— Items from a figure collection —

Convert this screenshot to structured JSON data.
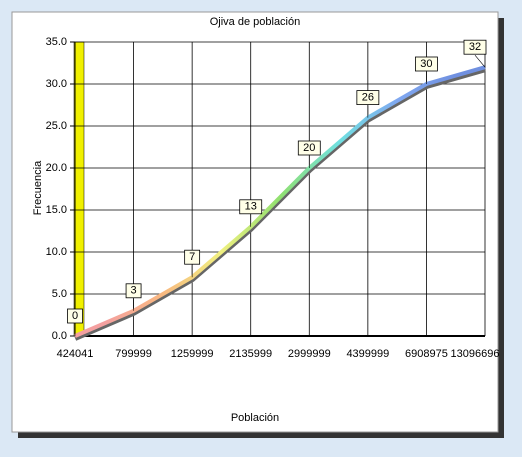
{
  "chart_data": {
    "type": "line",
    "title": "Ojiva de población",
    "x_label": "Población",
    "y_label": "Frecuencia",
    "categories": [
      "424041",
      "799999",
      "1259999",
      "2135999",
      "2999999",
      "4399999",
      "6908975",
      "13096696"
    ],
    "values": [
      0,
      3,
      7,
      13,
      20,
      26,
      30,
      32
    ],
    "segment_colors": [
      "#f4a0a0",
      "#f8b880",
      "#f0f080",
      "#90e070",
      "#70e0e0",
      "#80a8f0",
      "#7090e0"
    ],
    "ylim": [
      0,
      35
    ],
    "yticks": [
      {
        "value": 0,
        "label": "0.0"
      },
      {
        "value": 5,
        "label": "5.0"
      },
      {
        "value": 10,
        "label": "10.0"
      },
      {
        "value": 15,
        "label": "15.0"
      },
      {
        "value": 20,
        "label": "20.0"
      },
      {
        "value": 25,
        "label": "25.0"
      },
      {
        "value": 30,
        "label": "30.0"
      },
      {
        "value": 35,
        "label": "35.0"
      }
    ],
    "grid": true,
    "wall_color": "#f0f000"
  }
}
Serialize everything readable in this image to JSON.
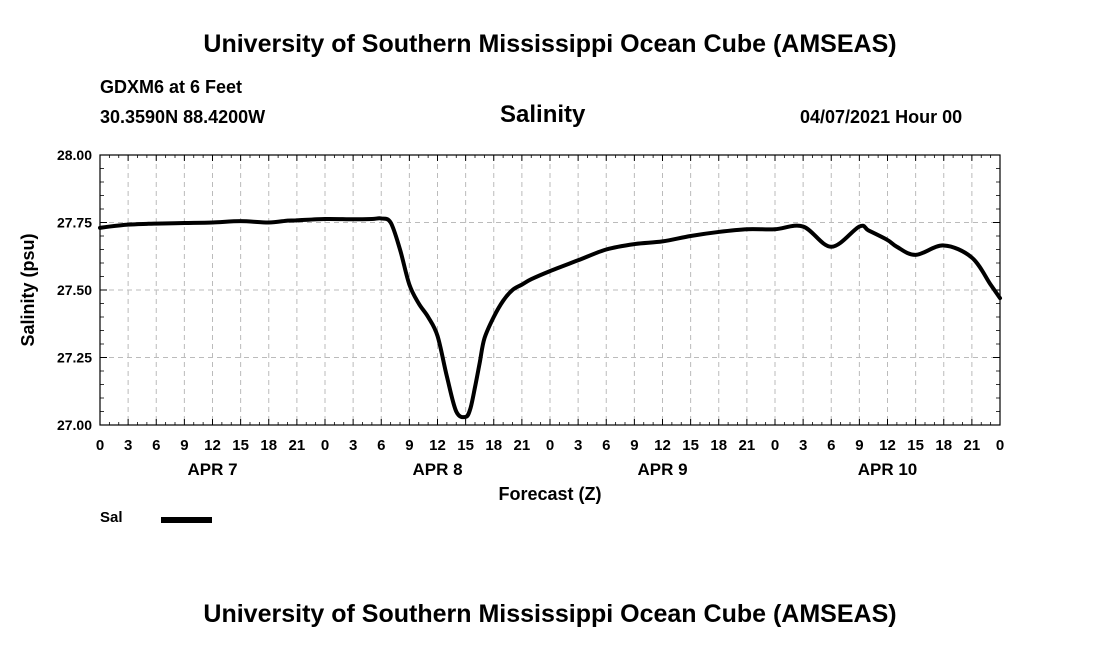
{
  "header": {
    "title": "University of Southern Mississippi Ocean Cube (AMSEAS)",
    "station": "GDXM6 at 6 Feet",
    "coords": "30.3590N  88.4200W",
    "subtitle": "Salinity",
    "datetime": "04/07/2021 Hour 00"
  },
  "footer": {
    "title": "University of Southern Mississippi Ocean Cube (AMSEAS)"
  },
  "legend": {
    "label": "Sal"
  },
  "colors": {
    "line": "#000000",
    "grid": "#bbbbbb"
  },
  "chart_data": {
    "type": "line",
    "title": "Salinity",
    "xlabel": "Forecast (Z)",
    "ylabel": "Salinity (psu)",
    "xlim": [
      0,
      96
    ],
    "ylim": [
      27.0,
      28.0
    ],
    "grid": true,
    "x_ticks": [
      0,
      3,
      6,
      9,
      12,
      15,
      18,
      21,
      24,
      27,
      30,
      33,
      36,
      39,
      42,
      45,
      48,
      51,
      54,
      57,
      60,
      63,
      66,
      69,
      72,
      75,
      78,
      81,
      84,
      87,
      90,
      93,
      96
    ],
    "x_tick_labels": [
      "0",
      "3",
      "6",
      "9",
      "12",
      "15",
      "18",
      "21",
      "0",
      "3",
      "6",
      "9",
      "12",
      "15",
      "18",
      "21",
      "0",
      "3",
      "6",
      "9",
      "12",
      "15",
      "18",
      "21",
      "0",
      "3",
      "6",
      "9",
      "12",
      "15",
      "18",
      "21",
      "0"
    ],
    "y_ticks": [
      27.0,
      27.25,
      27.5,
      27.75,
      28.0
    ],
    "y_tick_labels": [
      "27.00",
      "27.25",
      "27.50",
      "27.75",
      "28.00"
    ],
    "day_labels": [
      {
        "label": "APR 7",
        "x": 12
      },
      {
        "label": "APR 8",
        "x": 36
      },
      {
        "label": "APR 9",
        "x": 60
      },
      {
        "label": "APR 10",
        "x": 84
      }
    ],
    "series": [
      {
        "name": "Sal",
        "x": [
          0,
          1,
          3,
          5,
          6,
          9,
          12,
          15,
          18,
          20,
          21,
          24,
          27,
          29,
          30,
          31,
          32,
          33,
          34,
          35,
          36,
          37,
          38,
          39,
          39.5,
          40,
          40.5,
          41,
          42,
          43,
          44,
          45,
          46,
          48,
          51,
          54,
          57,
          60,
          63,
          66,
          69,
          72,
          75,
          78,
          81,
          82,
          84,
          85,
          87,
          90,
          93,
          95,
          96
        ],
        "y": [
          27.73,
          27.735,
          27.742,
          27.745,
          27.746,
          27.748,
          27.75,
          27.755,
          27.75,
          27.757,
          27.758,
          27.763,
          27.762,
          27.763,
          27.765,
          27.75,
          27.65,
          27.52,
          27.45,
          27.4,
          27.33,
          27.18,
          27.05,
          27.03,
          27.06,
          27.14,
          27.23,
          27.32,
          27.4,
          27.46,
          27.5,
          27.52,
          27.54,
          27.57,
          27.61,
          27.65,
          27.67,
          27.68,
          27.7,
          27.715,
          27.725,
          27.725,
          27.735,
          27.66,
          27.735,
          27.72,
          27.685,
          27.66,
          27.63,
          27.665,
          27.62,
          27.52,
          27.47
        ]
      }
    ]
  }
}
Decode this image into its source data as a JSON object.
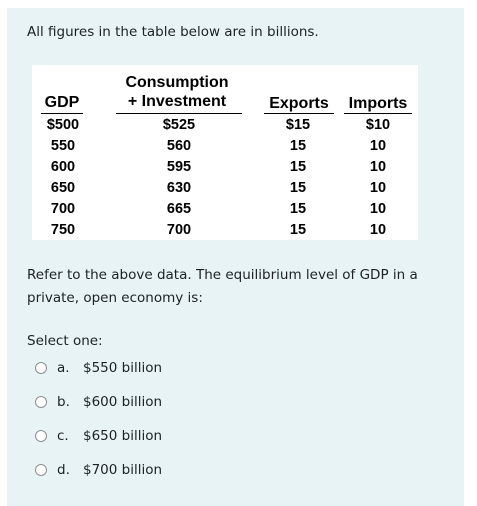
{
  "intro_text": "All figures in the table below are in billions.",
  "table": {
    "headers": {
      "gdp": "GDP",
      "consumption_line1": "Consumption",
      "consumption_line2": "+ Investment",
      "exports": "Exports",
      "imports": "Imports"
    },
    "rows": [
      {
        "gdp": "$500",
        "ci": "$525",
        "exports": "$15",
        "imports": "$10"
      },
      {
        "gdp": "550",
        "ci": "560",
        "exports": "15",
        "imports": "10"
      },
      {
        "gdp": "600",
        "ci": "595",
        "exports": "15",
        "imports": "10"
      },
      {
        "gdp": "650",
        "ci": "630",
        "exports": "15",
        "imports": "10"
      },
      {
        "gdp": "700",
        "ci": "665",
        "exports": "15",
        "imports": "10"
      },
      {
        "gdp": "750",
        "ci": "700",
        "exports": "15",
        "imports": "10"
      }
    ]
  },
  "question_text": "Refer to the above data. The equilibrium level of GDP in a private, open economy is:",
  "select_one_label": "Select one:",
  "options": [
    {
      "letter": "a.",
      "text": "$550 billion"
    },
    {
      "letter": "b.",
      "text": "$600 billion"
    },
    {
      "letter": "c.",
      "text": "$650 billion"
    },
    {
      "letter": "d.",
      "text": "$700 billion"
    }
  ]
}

— Requirements —
Gather and copy every line of the data in which the string "AMSEAS" is found.

— The answer —
    "title": "University of Southern Mississippi Ocean Cube (AMSEAS)",
    "title": "University of Southern Mississippi Ocean Cube (AMSEAS)"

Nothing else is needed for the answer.